SET EXERCISE.
Return every record verbatim.
[Begin DATA ENTRIES]
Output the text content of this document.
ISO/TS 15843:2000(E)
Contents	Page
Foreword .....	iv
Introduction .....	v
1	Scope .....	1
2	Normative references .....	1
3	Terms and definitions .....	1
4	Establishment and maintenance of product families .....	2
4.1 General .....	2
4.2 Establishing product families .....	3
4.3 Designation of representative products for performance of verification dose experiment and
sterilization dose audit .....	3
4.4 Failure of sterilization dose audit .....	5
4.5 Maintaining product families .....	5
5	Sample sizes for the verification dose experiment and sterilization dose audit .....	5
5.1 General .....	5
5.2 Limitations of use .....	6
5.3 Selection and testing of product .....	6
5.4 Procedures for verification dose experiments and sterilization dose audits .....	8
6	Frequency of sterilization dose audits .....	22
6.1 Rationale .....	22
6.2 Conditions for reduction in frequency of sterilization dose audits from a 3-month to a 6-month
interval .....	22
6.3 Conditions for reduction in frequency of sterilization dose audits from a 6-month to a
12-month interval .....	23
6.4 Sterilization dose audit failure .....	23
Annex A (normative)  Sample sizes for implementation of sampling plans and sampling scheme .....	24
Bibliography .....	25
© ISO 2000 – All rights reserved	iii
[End DATA ENTRIES]
EXPECTED OUTPUT.
Output the text content of this document.
ISO/TS 15843:2000(E)
Contents	Page
Foreword .....	iv
Introduction .....	v
1	Scope .....	1
2	Normative references .....	1
3	Terms and definitions .....	1
4	Establishment and maintenance of product families .....	2
4.1 General .....	2
4.2 Establishing product families .....	3
4.3 Designation of representative products for performance of verification dose experiment and
sterilization dose audit .....	3
4.4 Failure of sterilization dose audit .....	5
4.5 Maintaining product families .....	5
5	Sample sizes for the verification dose experiment and sterilization dose audit .....	5
5.1 General .....	5
5.2 Limitations of use .....	6
5.3 Selection and testing of product .....	6
5.4 Procedures for verification dose experiments and sterilization dose audits .....	8
6	Frequency of sterilization dose audits .....	22
6.1 Rationale .....	22
6.2 Conditions for reduction in frequency of sterilization dose audits from a 3-month to a 6-month
interval .....	22
6.3 Conditions for reduction in frequency of sterilization dose audits from a 6-month to a
12-month interval .....	23
6.4 Sterilization dose audit failure .....	23
Annex A (normative)  Sample sizes for implementation of sampling plans and sampling scheme .....	24
Bibliography .....	25
© ISO 2000 – All rights reserved	iii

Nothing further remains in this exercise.